Record list:
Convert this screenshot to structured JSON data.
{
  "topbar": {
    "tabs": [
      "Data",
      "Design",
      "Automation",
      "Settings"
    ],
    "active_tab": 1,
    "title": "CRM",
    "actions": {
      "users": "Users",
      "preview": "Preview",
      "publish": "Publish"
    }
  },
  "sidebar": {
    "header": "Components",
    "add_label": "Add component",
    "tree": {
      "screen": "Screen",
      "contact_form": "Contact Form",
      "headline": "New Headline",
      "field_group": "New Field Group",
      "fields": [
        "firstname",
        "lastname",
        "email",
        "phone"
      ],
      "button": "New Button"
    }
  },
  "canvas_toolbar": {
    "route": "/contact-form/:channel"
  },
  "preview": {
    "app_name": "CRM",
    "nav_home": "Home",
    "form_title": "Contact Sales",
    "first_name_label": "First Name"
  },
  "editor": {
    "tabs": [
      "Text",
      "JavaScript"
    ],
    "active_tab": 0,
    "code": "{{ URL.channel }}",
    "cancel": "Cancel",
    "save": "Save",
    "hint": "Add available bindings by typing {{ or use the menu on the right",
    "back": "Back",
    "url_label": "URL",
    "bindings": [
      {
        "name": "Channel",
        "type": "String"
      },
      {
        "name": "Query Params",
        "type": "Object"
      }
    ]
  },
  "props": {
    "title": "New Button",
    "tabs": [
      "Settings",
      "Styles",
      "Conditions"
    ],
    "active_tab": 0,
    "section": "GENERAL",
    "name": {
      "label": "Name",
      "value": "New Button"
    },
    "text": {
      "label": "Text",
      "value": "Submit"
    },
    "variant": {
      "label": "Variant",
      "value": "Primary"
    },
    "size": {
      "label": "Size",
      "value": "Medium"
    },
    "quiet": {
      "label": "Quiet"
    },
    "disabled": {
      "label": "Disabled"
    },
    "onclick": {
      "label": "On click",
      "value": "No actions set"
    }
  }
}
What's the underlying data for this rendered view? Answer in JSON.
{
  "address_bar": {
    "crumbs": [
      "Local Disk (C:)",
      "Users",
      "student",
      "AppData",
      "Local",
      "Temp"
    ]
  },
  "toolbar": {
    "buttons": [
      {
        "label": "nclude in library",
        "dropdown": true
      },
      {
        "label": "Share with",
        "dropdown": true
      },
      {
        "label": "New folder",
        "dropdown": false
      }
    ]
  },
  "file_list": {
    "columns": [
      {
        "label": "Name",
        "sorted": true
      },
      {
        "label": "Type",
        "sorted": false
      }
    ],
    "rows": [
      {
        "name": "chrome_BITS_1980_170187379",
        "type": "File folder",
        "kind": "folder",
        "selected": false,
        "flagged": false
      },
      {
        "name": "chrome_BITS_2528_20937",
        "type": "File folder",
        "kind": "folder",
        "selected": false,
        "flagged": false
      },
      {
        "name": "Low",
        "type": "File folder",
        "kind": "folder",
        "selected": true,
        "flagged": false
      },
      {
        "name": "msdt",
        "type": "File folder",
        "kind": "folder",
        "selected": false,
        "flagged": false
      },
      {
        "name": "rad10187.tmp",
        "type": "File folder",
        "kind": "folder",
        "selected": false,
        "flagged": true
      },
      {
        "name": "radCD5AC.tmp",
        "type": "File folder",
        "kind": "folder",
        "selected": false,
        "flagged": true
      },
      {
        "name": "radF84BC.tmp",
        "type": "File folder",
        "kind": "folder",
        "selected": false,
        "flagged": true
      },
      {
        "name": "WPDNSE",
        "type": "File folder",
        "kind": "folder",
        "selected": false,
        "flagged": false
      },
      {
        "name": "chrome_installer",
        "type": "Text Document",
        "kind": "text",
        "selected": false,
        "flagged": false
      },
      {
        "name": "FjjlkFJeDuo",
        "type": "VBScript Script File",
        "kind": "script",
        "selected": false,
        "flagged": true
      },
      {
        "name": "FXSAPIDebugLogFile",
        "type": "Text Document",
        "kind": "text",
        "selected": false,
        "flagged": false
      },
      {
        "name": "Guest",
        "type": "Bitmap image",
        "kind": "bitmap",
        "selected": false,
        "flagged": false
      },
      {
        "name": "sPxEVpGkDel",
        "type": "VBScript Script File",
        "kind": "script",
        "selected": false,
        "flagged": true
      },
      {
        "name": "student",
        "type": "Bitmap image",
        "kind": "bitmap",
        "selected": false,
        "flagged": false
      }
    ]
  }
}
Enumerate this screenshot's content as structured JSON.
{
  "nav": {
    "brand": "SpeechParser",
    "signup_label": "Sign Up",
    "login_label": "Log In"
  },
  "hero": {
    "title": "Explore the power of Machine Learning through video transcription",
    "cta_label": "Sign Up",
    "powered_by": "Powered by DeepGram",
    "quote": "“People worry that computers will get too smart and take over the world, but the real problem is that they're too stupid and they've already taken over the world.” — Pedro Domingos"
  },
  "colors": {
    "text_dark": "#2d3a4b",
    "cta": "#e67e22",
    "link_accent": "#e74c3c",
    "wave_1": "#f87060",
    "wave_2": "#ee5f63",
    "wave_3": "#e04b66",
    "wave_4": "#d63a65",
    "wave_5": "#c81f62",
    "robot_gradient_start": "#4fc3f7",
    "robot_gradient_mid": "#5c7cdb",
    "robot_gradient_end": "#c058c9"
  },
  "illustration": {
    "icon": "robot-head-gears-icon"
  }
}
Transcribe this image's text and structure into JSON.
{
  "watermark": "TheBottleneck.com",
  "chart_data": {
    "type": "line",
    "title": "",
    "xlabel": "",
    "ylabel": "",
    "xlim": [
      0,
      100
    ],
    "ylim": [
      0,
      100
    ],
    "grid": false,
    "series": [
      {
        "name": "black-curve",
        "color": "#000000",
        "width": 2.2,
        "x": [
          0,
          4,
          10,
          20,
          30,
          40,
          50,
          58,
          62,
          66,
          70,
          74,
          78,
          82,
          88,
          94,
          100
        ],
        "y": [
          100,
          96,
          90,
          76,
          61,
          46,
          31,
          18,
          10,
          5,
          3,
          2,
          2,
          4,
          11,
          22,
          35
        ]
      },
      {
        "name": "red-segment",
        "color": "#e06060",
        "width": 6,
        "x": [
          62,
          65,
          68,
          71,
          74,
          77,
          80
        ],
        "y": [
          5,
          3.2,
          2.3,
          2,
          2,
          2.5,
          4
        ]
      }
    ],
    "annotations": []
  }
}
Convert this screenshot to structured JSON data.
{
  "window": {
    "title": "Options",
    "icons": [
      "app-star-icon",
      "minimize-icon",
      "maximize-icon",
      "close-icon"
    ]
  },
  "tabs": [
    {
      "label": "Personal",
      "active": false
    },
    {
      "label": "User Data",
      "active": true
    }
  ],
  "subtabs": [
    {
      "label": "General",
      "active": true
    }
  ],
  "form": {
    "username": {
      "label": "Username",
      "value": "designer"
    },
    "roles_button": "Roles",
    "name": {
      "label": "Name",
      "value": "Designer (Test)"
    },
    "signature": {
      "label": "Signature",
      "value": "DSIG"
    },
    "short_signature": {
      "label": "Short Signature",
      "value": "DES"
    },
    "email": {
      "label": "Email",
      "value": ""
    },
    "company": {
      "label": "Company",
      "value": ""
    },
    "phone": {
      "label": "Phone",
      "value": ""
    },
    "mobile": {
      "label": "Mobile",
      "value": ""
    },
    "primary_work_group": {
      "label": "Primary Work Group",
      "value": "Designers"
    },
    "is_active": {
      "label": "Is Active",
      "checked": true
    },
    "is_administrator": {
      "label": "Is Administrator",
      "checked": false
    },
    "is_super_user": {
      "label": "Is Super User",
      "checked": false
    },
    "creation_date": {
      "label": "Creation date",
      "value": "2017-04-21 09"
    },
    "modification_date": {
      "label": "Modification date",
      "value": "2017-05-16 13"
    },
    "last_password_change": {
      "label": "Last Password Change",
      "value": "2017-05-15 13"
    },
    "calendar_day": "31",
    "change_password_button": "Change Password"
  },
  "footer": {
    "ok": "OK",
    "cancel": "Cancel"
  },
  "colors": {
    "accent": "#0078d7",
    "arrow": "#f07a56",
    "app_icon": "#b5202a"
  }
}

Aim:
From the data, pick out every line that includes "bindings".

Task output:
    "hint": "Add available bindings by typing {{ or use the menu on the right",
    "bindings": [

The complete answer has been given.